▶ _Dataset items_
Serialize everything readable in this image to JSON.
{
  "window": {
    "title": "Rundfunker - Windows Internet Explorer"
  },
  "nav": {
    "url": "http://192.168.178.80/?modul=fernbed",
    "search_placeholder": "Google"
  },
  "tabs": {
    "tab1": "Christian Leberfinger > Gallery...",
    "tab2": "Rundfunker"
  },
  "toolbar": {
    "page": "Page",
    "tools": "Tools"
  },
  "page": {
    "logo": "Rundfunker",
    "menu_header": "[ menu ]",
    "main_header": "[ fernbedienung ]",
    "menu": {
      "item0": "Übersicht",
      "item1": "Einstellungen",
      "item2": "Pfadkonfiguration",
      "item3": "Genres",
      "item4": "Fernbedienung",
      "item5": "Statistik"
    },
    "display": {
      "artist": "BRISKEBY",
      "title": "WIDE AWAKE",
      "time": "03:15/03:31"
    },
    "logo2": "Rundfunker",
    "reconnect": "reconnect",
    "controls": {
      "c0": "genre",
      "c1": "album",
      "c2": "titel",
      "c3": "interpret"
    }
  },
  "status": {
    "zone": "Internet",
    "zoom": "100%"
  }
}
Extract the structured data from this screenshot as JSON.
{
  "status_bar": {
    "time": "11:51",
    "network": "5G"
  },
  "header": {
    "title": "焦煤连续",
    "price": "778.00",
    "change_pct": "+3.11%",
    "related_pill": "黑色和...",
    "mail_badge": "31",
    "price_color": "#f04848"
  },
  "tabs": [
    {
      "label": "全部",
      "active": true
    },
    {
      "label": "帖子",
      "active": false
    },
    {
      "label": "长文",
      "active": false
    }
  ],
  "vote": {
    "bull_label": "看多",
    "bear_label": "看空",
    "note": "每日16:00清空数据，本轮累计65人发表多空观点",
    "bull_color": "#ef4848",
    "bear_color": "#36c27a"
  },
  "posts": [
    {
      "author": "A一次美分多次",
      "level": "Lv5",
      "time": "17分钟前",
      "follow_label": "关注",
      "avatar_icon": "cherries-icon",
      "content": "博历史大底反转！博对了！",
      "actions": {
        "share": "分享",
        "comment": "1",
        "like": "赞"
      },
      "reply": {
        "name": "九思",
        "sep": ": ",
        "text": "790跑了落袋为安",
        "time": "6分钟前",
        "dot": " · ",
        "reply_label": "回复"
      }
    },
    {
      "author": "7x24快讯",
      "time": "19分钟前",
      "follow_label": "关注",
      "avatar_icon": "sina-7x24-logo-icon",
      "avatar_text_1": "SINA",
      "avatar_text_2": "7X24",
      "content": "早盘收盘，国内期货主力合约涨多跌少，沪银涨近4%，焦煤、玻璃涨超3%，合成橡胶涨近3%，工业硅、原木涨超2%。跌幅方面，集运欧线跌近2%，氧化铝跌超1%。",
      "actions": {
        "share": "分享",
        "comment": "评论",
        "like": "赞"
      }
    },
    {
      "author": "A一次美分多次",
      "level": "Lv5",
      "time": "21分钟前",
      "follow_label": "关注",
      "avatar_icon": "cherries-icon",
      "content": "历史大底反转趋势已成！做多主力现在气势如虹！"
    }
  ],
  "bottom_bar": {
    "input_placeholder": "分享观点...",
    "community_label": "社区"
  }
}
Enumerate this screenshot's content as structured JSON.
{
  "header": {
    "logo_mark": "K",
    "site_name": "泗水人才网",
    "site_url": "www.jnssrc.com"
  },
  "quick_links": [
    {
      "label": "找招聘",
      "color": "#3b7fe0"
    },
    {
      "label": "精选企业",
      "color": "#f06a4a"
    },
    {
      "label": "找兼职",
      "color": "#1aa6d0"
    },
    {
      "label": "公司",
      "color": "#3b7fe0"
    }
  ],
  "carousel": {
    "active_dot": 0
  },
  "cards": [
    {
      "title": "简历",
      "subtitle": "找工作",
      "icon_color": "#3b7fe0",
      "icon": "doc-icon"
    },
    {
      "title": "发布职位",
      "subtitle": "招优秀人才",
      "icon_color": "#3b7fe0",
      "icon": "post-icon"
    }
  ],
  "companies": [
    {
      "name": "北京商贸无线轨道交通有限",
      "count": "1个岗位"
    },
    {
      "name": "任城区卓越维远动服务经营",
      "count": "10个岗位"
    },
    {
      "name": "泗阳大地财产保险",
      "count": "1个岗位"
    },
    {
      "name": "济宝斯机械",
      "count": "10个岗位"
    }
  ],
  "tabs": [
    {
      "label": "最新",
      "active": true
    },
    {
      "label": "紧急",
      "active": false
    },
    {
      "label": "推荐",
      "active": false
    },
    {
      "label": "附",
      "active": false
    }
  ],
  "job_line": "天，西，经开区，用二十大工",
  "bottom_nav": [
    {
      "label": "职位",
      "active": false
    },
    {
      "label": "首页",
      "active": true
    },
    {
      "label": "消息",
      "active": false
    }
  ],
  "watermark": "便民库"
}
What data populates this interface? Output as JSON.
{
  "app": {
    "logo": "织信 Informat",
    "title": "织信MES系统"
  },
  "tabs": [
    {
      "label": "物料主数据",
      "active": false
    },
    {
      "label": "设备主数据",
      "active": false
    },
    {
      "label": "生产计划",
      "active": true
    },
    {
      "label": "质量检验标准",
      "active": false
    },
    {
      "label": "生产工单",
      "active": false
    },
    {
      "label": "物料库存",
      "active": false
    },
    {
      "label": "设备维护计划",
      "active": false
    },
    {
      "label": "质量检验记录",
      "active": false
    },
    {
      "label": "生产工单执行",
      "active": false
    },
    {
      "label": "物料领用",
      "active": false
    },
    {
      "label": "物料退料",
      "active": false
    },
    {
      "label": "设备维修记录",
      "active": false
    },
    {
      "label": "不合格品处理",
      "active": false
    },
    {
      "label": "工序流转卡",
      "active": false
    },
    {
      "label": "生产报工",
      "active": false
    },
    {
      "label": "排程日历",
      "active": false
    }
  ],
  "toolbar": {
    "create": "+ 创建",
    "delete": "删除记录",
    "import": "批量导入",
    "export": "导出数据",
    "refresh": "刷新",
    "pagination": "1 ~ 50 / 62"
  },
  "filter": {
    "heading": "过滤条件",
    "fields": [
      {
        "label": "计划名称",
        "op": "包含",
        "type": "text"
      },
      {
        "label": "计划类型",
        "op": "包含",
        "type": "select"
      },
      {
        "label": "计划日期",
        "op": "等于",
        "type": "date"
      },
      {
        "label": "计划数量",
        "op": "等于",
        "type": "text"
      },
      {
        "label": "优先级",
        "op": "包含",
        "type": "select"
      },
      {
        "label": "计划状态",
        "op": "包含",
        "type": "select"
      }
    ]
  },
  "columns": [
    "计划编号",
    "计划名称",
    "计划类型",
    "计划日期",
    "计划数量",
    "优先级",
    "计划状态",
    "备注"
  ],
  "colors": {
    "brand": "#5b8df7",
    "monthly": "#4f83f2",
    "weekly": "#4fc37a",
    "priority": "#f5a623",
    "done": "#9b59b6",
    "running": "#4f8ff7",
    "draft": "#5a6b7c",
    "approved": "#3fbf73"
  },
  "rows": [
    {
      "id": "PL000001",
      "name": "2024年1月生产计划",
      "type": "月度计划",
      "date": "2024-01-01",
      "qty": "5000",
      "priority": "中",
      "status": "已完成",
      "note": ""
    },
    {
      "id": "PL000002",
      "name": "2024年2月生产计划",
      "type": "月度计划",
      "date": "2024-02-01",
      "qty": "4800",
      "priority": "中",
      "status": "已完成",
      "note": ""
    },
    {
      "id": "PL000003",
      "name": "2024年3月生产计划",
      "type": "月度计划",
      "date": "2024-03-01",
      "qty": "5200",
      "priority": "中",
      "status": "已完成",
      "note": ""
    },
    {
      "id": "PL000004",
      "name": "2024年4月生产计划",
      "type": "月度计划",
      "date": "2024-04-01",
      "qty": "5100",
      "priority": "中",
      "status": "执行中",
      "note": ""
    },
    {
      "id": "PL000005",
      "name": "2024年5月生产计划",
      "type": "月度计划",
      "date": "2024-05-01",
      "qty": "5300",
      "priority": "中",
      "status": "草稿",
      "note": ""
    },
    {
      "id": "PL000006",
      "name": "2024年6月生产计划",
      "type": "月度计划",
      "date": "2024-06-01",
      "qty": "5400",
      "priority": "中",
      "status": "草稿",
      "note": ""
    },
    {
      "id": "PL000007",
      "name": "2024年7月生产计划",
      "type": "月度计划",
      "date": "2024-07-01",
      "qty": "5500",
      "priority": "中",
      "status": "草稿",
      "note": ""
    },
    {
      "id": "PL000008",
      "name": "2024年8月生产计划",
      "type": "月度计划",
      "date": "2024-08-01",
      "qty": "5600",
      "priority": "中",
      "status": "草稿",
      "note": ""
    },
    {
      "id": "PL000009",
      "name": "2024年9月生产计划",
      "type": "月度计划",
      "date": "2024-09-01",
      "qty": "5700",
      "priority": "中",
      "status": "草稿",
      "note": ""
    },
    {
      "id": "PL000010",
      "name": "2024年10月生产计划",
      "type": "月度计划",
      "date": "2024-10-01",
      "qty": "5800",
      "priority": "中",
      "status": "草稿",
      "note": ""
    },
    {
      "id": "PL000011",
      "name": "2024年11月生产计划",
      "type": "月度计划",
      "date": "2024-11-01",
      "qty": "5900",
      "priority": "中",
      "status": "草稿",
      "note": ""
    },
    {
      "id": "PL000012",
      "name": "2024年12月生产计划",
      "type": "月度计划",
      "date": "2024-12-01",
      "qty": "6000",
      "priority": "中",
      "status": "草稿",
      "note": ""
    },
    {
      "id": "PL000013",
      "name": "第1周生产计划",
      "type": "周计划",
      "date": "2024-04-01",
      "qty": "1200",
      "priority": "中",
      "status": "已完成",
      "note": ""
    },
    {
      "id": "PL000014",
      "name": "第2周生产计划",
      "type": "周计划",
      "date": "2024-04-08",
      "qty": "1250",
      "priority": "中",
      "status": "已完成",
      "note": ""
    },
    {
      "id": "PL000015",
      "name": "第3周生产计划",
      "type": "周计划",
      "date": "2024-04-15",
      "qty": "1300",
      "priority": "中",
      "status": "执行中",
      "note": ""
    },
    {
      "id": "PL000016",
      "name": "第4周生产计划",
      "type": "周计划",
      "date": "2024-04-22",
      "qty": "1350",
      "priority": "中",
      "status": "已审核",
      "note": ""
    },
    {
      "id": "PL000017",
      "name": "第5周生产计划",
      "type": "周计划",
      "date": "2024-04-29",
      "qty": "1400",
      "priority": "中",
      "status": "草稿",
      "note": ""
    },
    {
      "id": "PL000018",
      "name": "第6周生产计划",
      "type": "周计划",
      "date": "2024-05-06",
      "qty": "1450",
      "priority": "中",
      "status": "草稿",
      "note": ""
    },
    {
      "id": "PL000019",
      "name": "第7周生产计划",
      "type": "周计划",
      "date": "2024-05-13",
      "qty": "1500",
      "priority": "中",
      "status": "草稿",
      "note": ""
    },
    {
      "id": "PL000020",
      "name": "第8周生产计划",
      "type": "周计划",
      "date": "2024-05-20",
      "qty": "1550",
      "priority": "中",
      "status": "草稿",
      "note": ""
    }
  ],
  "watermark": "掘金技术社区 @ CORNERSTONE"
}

▶ _Aim of the exercise_
Copy every line of the records above that contains "Rundfunker".

▶ _Expected answer_
    "title": "Rundfunker - Windows Internet Explorer"
    "tab2": "Rundfunker"
    "logo": "Rundfunker",
    "logo2": "Rundfunker",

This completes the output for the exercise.